▶ **Exercise instructions**: Exactly reproduce each record listed below.

▶ **Entries shown**:
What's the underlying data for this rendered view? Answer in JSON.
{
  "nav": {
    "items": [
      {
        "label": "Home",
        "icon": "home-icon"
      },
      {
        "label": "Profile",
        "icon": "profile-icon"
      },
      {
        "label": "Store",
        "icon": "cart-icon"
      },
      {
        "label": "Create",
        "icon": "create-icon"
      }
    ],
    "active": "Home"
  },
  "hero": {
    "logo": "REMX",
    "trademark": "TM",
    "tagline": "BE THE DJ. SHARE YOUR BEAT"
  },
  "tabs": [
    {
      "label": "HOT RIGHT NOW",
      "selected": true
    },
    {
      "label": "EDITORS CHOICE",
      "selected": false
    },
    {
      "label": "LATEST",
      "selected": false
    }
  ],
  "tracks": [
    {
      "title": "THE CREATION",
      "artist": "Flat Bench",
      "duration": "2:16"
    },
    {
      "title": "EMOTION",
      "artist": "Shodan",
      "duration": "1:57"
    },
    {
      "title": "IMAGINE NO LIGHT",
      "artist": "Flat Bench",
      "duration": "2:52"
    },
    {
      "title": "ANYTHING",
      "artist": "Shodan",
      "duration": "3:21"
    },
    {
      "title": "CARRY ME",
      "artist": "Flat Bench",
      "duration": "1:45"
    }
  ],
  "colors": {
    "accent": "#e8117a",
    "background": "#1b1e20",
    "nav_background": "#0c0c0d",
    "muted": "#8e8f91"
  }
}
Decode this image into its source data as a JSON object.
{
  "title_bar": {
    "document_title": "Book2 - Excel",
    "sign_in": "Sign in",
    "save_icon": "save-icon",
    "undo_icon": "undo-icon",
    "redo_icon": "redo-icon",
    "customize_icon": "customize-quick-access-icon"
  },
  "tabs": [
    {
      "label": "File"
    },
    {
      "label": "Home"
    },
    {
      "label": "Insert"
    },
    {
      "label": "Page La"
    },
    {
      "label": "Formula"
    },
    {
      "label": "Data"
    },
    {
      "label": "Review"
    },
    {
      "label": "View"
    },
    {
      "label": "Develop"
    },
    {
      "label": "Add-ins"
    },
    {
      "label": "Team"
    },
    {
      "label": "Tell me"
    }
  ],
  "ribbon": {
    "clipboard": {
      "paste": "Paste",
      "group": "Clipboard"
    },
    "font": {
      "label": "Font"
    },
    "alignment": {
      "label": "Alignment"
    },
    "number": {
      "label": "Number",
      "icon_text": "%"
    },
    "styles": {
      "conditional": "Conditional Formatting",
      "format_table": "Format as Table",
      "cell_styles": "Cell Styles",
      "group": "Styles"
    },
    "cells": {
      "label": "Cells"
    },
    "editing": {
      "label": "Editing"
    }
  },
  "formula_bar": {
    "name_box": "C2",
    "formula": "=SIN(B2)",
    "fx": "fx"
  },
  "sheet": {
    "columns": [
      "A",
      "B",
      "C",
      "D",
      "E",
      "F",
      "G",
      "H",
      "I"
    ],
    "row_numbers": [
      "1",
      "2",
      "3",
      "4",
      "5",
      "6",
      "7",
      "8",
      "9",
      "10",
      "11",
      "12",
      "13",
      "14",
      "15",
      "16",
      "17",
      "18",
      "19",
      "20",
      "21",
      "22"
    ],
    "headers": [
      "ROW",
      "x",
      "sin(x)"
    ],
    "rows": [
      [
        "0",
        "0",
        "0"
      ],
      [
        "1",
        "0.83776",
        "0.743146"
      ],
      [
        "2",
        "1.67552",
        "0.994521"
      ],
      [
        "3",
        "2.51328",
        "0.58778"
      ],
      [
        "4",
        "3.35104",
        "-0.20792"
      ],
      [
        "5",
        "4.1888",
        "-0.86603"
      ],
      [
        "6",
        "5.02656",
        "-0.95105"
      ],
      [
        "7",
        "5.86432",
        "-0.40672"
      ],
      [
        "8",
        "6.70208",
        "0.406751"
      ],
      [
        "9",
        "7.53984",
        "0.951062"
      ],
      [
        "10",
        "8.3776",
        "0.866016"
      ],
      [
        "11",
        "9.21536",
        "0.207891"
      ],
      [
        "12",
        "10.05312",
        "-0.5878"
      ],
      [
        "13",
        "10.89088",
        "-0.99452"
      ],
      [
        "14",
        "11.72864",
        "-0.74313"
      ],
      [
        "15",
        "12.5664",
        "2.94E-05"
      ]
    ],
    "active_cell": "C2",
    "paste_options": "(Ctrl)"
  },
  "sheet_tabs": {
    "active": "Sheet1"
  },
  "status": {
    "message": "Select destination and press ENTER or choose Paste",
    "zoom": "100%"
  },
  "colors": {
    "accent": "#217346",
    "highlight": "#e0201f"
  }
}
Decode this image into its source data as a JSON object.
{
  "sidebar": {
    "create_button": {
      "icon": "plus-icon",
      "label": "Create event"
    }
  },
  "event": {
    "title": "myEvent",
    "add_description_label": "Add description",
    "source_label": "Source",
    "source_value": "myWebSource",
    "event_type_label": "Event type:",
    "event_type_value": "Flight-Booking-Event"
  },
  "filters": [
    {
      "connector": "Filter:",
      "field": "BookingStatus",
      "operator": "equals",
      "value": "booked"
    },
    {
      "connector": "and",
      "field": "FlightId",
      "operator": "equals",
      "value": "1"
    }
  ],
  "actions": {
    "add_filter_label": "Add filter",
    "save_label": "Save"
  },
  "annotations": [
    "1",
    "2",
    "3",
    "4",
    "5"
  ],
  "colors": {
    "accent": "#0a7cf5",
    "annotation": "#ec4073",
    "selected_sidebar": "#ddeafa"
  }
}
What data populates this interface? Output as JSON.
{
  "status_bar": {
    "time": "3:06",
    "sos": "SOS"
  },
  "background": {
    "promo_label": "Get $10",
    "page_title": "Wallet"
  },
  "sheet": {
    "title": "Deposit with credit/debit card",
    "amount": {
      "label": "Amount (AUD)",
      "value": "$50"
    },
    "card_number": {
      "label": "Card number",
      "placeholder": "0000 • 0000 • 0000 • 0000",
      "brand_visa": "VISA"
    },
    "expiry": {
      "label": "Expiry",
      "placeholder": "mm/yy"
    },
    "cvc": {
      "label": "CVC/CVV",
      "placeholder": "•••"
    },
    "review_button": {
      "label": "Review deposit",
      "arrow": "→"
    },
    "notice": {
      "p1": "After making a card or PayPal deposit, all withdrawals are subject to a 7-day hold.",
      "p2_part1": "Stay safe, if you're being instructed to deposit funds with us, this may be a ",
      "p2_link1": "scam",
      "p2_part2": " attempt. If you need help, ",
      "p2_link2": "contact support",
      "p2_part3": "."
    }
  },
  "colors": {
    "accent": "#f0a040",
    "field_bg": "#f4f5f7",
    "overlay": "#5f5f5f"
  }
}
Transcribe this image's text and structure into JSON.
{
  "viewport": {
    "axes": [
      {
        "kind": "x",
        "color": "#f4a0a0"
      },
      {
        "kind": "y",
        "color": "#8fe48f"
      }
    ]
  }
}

▶ **Result of this exercise**:
What's the underlying data for this rendered view? Answer in JSON.
{
  "nav": {
    "items": [
      {
        "label": "Home",
        "icon": "home-icon"
      },
      {
        "label": "Profile",
        "icon": "profile-icon"
      },
      {
        "label": "Store",
        "icon": "cart-icon"
      },
      {
        "label": "Create",
        "icon": "create-icon"
      }
    ],
    "active": "Home"
  },
  "hero": {
    "logo": "REMX",
    "trademark": "TM",
    "tagline": "BE THE DJ. SHARE YOUR BEAT"
  },
  "tabs": [
    {
      "label": "HOT RIGHT NOW",
      "selected": true
    },
    {
      "label": "EDITORS CHOICE",
      "selected": false
    },
    {
      "label": "LATEST",
      "selected": false
    }
  ],
  "tracks": [
    {
      "title": "THE CREATION",
      "artist": "Flat Bench",
      "duration": "2:16"
    },
    {
      "title": "EMOTION",
      "artist": "Shodan",
      "duration": "1:57"
    },
    {
      "title": "IMAGINE NO LIGHT",
      "artist": "Flat Bench",
      "duration": "2:52"
    },
    {
      "title": "ANYTHING",
      "artist": "Shodan",
      "duration": "3:21"
    },
    {
      "title": "CARRY ME",
      "artist": "Flat Bench",
      "duration": "1:45"
    }
  ],
  "colors": {
    "accent": "#e8117a",
    "background": "#1b1e20",
    "nav_background": "#0c0c0d",
    "muted": "#8e8f91"
  }
}
Decode this image into its source data as a JSON object.
{
  "title_bar": {
    "document_title": "Book2 - Excel",
    "sign_in": "Sign in",
    "save_icon": "save-icon",
    "undo_icon": "undo-icon",
    "redo_icon": "redo-icon",
    "customize_icon": "customize-quick-access-icon"
  },
  "tabs": [
    {
      "label": "File"
    },
    {
      "label": "Home"
    },
    {
      "label": "Insert"
    },
    {
      "label": "Page La"
    },
    {
      "label": "Formula"
    },
    {
      "label": "Data"
    },
    {
      "label": "Review"
    },
    {
      "label": "View"
    },
    {
      "label": "Develop"
    },
    {
      "label": "Add-ins"
    },
    {
      "label": "Team"
    },
    {
      "label": "Tell me"
    }
  ],
  "ribbon": {
    "clipboard": {
      "paste": "Paste",
      "group": "Clipboard"
    },
    "font": {
      "label": "Font"
    },
    "alignment": {
      "label": "Alignment"
    },
    "number": {
      "label": "Number",
      "icon_text": "%"
    },
    "styles": {
      "conditional": "Conditional Formatting",
      "format_table": "Format as Table",
      "cell_styles": "Cell Styles",
      "group": "Styles"
    },
    "cells": {
      "label": "Cells"
    },
    "editing": {
      "label": "Editing"
    }
  },
  "formula_bar": {
    "name_box": "C2",
    "formula": "=SIN(B2)",
    "fx": "fx"
  },
  "sheet": {
    "columns": [
      "A",
      "B",
      "C",
      "D",
      "E",
      "F",
      "G",
      "H",
      "I"
    ],
    "row_numbers": [
      "1",
      "2",
      "3",
      "4",
      "5",
      "6",
      "7",
      "8",
      "9",
      "10",
      "11",
      "12",
      "13",
      "14",
      "15",
      "16",
      "17",
      "18",
      "19",
      "20",
      "21",
      "22"
    ],
    "headers": [
      "ROW",
      "x",
      "sin(x)"
    ],
    "rows": [
      [
        "0",
        "0",
        "0"
      ],
      [
        "1",
        "0.83776",
        "0.743146"
      ],
      [
        "2",
        "1.67552",
        "0.994521"
      ],
      [
        "3",
        "2.51328",
        "0.58778"
      ],
      [
        "4",
        "3.35104",
        "-0.20792"
      ],
      [
        "5",
        "4.1888",
        "-0.86603"
      ],
      [
        "6",
        "5.02656",
        "-0.95105"
      ],
      [
        "7",
        "5.86432",
        "-0.40672"
      ],
      [
        "8",
        "6.70208",
        "0.406751"
      ],
      [
        "9",
        "7.53984",
        "0.951062"
      ],
      [
        "10",
        "8.3776",
        "0.866016"
      ],
      [
        "11",
        "9.21536",
        "0.207891"
      ],
      [
        "12",
        "10.05312",
        "-0.5878"
      ],
      [
        "13",
        "10.89088",
        "-0.99452"
      ],
      [
        "14",
        "11.72864",
        "-0.74313"
      ],
      [
        "15",
        "12.5664",
        "2.94E-05"
      ]
    ],
    "active_cell": "C2",
    "paste_options": "(Ctrl)"
  },
  "sheet_tabs": {
    "active": "Sheet1"
  },
  "status": {
    "message": "Select destination and press ENTER or choose Paste",
    "zoom": "100%"
  },
  "colors": {
    "accent": "#217346",
    "highlight": "#e0201f"
  }
}
Decode this image into its source data as a JSON object.
{
  "sidebar": {
    "create_button": {
      "icon": "plus-icon",
      "label": "Create event"
    }
  },
  "event": {
    "title": "myEvent",
    "add_description_label": "Add description",
    "source_label": "Source",
    "source_value": "myWebSource",
    "event_type_label": "Event type:",
    "event_type_value": "Flight-Booking-Event"
  },
  "filters": [
    {
      "connector": "Filter:",
      "field": "BookingStatus",
      "operator": "equals",
      "value": "booked"
    },
    {
      "connector": "and",
      "field": "FlightId",
      "operator": "equals",
      "value": "1"
    }
  ],
  "actions": {
    "add_filter_label": "Add filter",
    "save_label": "Save"
  },
  "annotations": [
    "1",
    "2",
    "3",
    "4",
    "5"
  ],
  "colors": {
    "accent": "#0a7cf5",
    "annotation": "#ec4073",
    "selected_sidebar": "#ddeafa"
  }
}
What data populates this interface? Output as JSON.
{
  "status_bar": {
    "time": "3:06",
    "sos": "SOS"
  },
  "background": {
    "promo_label": "Get $10",
    "page_title": "Wallet"
  },
  "sheet": {
    "title": "Deposit with credit/debit card",
    "amount": {
      "label": "Amount (AUD)",
      "value": "$50"
    },
    "card_number": {
      "label": "Card number",
      "placeholder": "0000 • 0000 • 0000 • 0000",
      "brand_visa": "VISA"
    },
    "expiry": {
      "label": "Expiry",
      "placeholder": "mm/yy"
    },
    "cvc": {
      "label": "CVC/CVV",
      "placeholder": "•••"
    },
    "review_button": {
      "label": "Review deposit",
      "arrow": "→"
    },
    "notice": {
      "p1": "After making a card or PayPal deposit, all withdrawals are subject to a 7-day hold.",
      "p2_part1": "Stay safe, if you're being instructed to deposit funds with us, this may be a ",
      "p2_link1": "scam",
      "p2_part2": " attempt. If you need help, ",
      "p2_link2": "contact support",
      "p2_part3": "."
    }
  },
  "colors": {
    "accent": "#f0a040",
    "field_bg": "#f4f5f7",
    "overlay": "#5f5f5f"
  }
}
Transcribe this image's text and structure into JSON.
{
  "viewport": {
    "axes": [
      {
        "kind": "x",
        "color": "#f4a0a0"
      },
      {
        "kind": "y",
        "color": "#8fe48f"
      }
    ]
  }
}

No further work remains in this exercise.